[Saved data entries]

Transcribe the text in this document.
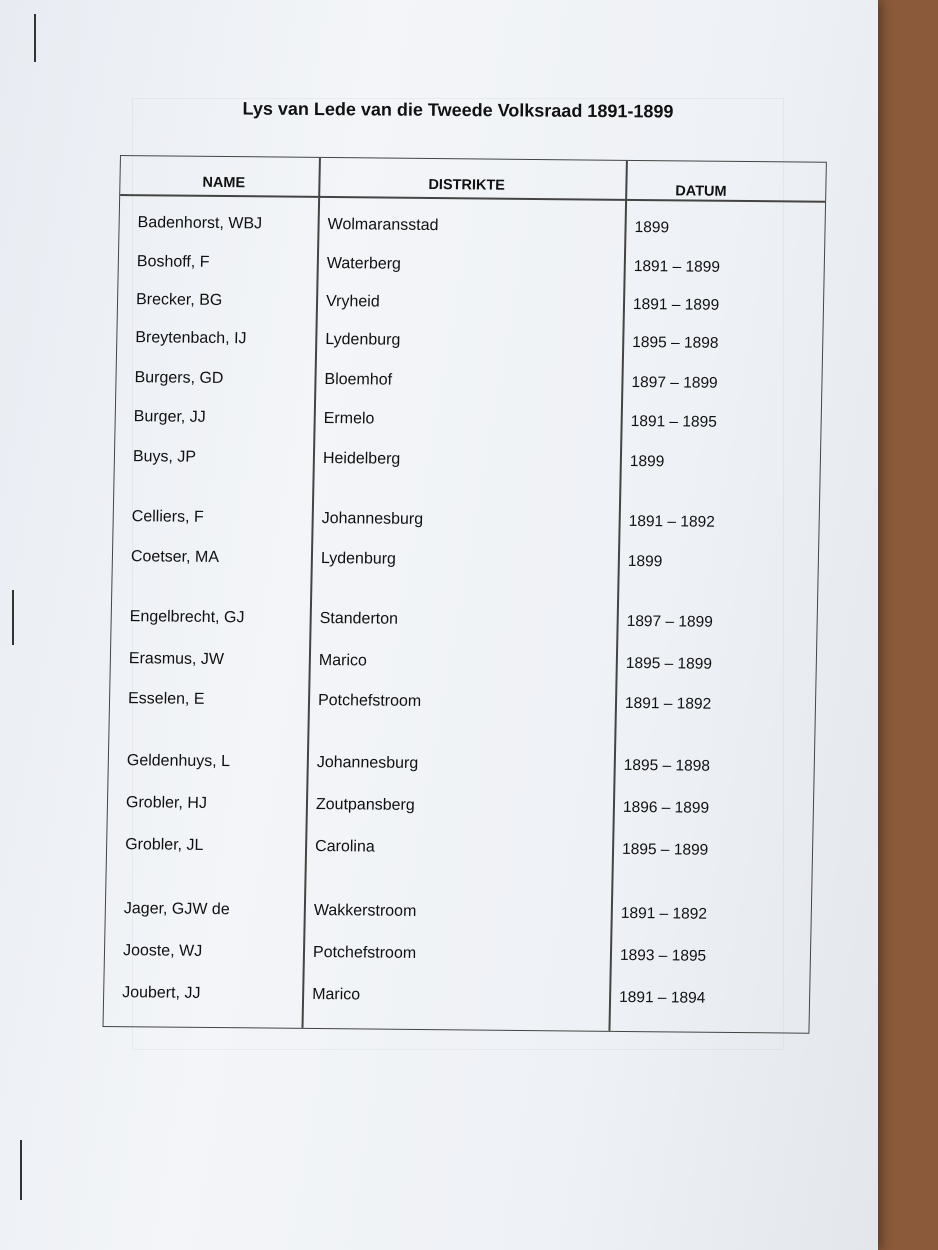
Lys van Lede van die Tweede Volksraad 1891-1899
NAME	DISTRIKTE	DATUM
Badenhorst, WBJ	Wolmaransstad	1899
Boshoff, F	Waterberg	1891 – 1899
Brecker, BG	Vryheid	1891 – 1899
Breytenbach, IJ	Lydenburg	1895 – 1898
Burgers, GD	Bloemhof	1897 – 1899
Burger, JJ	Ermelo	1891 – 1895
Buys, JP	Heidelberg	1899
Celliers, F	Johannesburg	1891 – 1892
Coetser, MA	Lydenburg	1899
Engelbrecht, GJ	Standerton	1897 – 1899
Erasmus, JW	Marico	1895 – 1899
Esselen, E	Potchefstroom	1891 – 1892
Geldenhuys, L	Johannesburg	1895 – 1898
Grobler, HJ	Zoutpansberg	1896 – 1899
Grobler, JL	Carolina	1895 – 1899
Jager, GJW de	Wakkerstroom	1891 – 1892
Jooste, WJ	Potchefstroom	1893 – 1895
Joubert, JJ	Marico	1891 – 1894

...

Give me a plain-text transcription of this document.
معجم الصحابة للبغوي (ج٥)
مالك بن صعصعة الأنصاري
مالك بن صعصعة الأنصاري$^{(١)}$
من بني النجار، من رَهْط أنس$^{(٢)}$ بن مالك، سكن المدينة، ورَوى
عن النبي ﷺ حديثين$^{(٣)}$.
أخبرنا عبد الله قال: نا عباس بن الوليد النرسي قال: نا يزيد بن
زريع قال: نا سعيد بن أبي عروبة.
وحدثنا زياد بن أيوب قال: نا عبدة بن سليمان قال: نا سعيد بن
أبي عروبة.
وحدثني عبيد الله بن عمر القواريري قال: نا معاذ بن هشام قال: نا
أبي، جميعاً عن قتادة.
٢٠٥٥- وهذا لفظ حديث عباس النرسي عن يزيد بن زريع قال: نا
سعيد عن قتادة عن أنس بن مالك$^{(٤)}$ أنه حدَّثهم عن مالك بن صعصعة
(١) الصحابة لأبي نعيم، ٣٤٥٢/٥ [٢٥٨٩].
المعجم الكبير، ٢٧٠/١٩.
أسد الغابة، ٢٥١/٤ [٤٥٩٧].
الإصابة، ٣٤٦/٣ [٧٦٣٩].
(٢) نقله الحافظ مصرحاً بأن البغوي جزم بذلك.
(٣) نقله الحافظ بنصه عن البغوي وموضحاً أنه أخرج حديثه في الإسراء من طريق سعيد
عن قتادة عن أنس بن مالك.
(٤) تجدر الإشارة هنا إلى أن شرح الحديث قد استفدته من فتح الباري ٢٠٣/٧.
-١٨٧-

DIRECTIVE:
Using the records above, pull out each line where the word "النرسي" occurs.

RESULT FOR THIS TASK:
أخبرنا عبد الله قال: نا عباس بن الوليد النرسي قال: نا يزيد بن
٢٠٥٥- وهذا لفظ حديث عباس النرسي عن يزيد بن زريع قال: نا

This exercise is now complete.